- _Data listing_:
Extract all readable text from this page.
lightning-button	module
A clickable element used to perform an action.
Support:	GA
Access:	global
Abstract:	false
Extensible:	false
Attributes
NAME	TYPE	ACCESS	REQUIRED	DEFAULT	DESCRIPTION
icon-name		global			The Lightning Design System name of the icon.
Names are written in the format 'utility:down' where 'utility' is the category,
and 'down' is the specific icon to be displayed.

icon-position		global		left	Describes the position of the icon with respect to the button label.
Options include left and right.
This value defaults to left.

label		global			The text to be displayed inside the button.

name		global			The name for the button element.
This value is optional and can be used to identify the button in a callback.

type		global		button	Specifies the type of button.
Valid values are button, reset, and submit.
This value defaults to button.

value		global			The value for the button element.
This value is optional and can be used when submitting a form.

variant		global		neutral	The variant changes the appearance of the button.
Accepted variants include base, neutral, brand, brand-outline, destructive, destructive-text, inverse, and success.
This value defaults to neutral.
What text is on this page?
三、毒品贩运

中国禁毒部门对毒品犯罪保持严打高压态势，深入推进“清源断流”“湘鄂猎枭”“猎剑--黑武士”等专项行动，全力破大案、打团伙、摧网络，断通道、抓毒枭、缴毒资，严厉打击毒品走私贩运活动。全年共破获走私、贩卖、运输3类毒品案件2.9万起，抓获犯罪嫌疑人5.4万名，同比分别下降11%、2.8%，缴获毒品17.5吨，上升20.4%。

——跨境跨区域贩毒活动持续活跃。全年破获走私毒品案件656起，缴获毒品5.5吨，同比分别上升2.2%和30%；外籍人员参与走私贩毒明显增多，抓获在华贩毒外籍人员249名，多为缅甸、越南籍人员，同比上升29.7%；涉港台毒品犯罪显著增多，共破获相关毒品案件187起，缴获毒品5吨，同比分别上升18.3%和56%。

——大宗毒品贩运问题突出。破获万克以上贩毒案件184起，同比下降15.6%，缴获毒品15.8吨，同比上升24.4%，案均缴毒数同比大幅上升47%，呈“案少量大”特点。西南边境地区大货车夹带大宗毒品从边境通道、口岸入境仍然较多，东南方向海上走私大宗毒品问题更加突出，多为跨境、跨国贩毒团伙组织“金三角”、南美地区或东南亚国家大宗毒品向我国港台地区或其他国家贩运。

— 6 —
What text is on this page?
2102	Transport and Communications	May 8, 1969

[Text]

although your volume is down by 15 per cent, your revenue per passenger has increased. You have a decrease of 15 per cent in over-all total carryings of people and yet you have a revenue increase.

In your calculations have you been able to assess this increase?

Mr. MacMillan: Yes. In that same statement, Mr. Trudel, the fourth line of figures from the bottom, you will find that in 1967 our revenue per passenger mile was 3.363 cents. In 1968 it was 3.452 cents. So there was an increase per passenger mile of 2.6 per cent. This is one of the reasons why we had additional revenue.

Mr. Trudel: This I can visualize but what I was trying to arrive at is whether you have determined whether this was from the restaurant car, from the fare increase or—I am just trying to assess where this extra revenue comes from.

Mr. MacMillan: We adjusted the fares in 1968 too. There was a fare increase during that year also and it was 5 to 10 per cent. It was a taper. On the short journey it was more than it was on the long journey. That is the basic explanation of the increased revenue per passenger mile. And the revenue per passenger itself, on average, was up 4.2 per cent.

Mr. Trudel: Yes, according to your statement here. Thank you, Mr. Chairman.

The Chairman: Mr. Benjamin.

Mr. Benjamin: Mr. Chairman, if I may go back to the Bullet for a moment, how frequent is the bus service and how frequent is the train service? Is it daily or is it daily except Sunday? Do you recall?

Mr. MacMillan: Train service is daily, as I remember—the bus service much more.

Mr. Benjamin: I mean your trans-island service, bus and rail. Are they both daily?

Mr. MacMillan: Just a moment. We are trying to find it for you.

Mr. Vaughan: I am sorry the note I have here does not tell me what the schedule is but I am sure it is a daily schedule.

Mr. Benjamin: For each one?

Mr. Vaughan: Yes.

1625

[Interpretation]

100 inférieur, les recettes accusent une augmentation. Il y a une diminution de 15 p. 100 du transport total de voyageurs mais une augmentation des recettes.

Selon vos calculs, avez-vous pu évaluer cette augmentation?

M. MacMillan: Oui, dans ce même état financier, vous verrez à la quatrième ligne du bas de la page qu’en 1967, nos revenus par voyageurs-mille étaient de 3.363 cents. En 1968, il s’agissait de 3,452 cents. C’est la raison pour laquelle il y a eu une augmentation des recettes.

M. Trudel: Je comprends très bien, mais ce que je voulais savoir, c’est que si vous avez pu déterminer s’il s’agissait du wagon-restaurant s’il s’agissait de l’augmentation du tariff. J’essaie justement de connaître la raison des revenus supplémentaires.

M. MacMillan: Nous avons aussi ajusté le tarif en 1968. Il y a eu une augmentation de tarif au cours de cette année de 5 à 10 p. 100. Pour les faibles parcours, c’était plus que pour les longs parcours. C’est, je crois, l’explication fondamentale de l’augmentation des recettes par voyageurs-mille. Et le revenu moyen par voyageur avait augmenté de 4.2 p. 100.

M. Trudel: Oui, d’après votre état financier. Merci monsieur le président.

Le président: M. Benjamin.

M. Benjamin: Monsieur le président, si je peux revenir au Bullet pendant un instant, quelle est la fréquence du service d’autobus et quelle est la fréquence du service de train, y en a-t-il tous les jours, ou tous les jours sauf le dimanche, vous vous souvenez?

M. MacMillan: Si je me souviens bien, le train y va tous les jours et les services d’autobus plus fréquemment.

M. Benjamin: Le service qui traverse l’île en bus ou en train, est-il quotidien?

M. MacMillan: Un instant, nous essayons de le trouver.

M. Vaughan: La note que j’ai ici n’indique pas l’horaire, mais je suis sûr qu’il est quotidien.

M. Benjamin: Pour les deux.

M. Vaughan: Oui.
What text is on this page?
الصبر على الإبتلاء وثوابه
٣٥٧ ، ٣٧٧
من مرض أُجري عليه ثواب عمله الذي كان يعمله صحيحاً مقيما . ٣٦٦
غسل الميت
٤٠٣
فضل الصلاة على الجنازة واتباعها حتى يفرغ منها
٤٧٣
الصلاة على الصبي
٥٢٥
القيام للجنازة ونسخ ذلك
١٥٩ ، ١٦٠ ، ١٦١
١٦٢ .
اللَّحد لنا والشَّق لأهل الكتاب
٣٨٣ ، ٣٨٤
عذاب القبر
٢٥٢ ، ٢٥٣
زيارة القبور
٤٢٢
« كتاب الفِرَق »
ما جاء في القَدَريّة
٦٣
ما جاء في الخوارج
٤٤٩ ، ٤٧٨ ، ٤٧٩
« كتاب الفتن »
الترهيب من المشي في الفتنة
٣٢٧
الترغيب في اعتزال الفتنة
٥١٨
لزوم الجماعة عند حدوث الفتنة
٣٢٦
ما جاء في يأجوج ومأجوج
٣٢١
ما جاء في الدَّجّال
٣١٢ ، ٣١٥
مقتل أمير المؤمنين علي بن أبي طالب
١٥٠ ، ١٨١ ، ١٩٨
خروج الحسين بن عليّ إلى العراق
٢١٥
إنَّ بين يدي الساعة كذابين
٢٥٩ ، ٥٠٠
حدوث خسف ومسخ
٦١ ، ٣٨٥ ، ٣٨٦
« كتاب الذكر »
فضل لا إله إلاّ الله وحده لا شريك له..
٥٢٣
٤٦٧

- _Brief_: Using the listing, say how many lines include the word "where", and add nothing else.

- _Worked solution_: 2